* Source passage:
* start *

The overall pressure ratio of a gas turbine engine as described and/or claimed herein may be defined as the ratio of the stagnation pressure upstream of the fan to the stagnation pressure at the exit of the highest pressure compressor (before entry into the combustor). By way of non-limitative example, the overall pressure ratio of a gas turbine engine as described and/or claimed herein at cruise may be greater than (or on the order of) any of the following: 35, 40, 45, 50, 55, 60, 65, 70, 75. The overall pressure ratio may be in an inclusive range bounded by any two of the values in the previous sentence (i.e. the values may form upper or lower bounds).

Specific thrust of an engine may be defined as the net thrust of the engine divided by the total mass flow through the engine. At cruise conditions, the specific thrust of an engine described and/or claimed herein may be less than (or on the order of) any of the following: 110 Nkg⁻¹s, 105 Nkg⁻¹s, 100 Nkg⁻¹s, 95 Nkg⁻¹s, 90 Nkg⁻¹s, 85 Nkg⁻¹s or 80 Nkg⁻¹s. The specific thrust may be in an inclusive range bounded by any two of the values in the previous sentence (i.e. the values may form upper or lower bounds). Such engines may be particularly efficient in comparison with conventional gas turbine engines.

A gas turbine engine as described and/or claimed herein may have any desired maximum thrust. Purely by way of non-limitative example, a gas turbine as described and/or claimed herein may be capable of producing a maximum thrust of at least (or on the order of) any of the following: 160 kN, 170 kN, 180 kN, 190 kN, 200 kN, 250 kN, 300 kN, 350 kN, 400 kN, 450 kN, 500 kN, or 550 kN. The maximum thrust may be in an inclusive range bounded by any two of the values in the previous sentence (i.e. the values may form upper or lower bounds). The thrust referred to above may be the maximum net thrust at standard atmospheric conditions at sea level plus 15 deg C. (ambient pressure 101.3 kPa, temperature 30 deg C.), with the engine static.

In use, the temperature of the flow at the entry to the high pressure turbine may be particularly high. This temperature, which may be referred to as TET, may be measured at the exit to the combustor, for example immediately upstream of the first turbine vane, which itself may be referred to as a nozzle guide vane. At cruise, the TET may be at least (or on the order of) any of the following: 1400K, 1450K, 1500K, 1550K, 1600K or 1650K. The TET at cruise may be in an inclusive range bounded by any two of the values in the previous sentence (i.e. the values may form upper or lower bounds). The maximum TET in use of the engine may be, for example, at least (or on the order of) any of the following: 1700K, 1750K, 1800K, 1850K, 1900K, 1950K or 2000K. The maximum TET may be in an inclusive range bounded by any two of the values in the previous sentence (i.e. the values may form upper or lower bounds). The maximum TET may occur, for example, at a high thrust condition, for example at a maximum take-off (MTO) condition.

* end *

* Data records:
* start *

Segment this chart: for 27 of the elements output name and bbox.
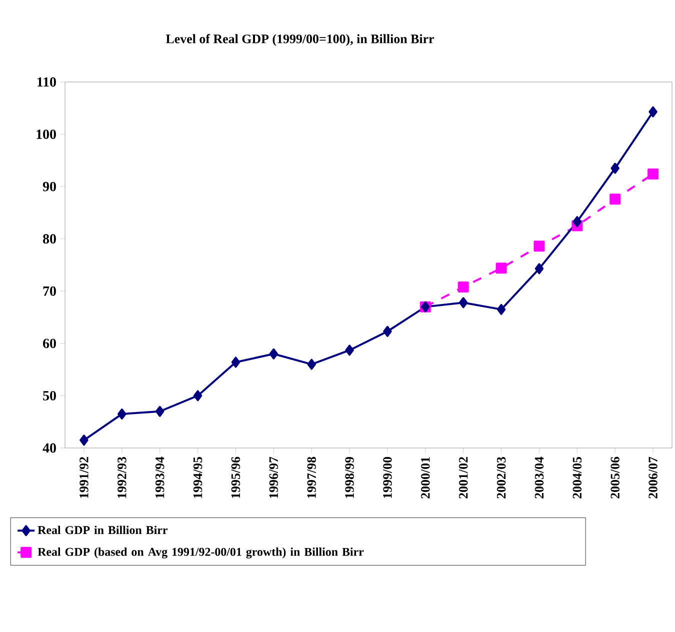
x-tick-label: 1998/99 [345,456,354,498]
x-tick-label: 1995/96 [231,456,240,498]
x-tick-label: 2004/05 [572,456,582,498]
y-tick-label: 50 [43,390,56,400]
x-tick-label: 1993/94 [155,456,164,498]
y-tick-label: 40 [42,443,56,453]
x-tick-label: 1997/98 [307,456,316,498]
y-tick-label: 70 [43,286,56,296]
legend-label: Real GDP in Billion Birr [38,526,168,534]
x-tick-label: 1996/97 [269,456,278,498]
x-tick-label: 1999/00 [383,456,392,498]
x-tick-label: 2002/03 [496,456,506,498]
x-tick-label: 2000/01 [421,457,430,498]
x-tick-label: 1992/93 [118,456,126,498]
y-tick-label: 90 [42,182,56,192]
x-tick-label: 2006/07 [648,456,658,498]
y-tick-label: 80 [43,234,56,244]
x-tick-label: 2001/02 [458,457,468,498]
chart-title: Level of Real GDP (1999/00=100), in Billion Birr [166,34,434,46]
x-tick-label: 2005/06 [610,456,620,498]
y-tick-label: 100 [36,130,56,139]
x-tick-label: 1991/92 [80,457,88,498]
x-tick-label: 1994/95 [193,456,202,498]
legend-label: Real GDP (based on Avg 1991/92-00/01 growth) in Billion Birr [38,547,364,558]
y-tick-label: 60 [43,338,56,348]
x-tick-label: 2003/04 [534,456,544,498]
y-tick-label: 110 [37,77,56,87]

* end *

* Problems and tasks:
1) Duplicate the portion of the gas turbine engine passage between "A gas turbine engine as described and/or claimed herein may have" and "the engine static.", inclusive.
2) Answer these questions from the gas turbine engine passage:
(a) How is the specific thrust of an engine defined?
(b) Where may the TET be measured?
(c) At what kind of condition may the maximum TET occur?
3) Take the gas turbine engine passage further, writing on from its final sentence in the same style.

* Results for each task:
1)
A gas turbine engine as described and/or claimed herein may have any desired maximum thrust. Purely by way of non-limitative example, a gas turbine as described and/or claimed herein may be capable of producing a maximum thrust of at least (or on the order of) any of the following: 160 kN, 170 kN, 180 kN, 190 kN, 200 kN, 250 kN, 300 kN, 350 kN, 400 kN, 450 kN, 500 kN, or 550 kN. The maximum thrust may be in an inclusive range bounded by any two of the values in the previous sentence (i.e. the values may form upper or lower bounds). The thrust referred to above may be the maximum net thrust at standard atmospheric conditions at sea level plus 15 deg C. (ambient pressure 101.3 kPa, temperature 30 deg C.), with the engine static.

2)
(a) As the net thrust of the engine divided by the total mass flow through the engine.
(b) At the exit to the combustor, for example immediately upstream of the first turbine vane (the nozzle guide vane).
(c) At a high thrust condition, for example a maximum take-off (MTO) condition.

3)
A fan blade and/or aerofoil portion of a fan blade described and/or claimed herein may be manufactured from any suitable material or combination of materials. For example at least a part of the fan blade and/or aerofoil may be manufactured at least in part from a composite, for example a metal matrix composite and/or an organic matrix composite, such as carbon fibre. By way of further example at least a part of the fan blade and/or aerofoil may be manufactured at least in part from a metal, such as a titanium based metal or an aluminium based material (such as an aluminium-lithium alloy) or a steel based material. The fan blade may comprise at least two regions manufactured using different materials. For example, the fan blade may have a protective leading edge, which may be manufactured using a material that is better able to resist impact (for example from birds, ice or other material) than the rest of the blade. Such a leading edge may, for example, be manufactured using titanium or a titanium-based alloy. Thus, purely by way of example, the fan blade may have a carbon-fibre or aluminium based body (such as an aluminium lithium alloy) with a titanium leading edge. A fan as described and/or claimed herein may comprise a central portion, from which the fan blades may extend, for example in a radial direction. The fan blades may be attached to the central portion in any desired manner. For example, each fan blade may comprise a fixture which may engage a corresponding slot in the hub (or disc). Purely by way of example, such a fixture may be in the form of a dovetail that may slot into and/or engage a corresponding slot in the hub/disc in order to fix the fan blade to the hub/disc. By way of further example, the fan blades maybe formed integrally with a central portion. Such an arrangement may be referred to as a blisk or a bling. Any suitable method may be used to manufacture such a blisk or bling. For example, at least a part of the fan blades may be machined from a block and/or at least part of the fan blades may be attached to the hub/disc by welding, such as linear friction welding.

The gas turbine engines described and/or claimed herein may or may not be provided with a variable area nozzle (VAN). Such a variable area nozzle may allow the exit area of the bypass duct to be varied in use. The general principles of the present disclosure may apply to engines with or without a VAN.

The fan of a gas turbine as described and/or claimed herein may have any desired number of fan blades, for example 16, 18, 20, or 22 fan blades.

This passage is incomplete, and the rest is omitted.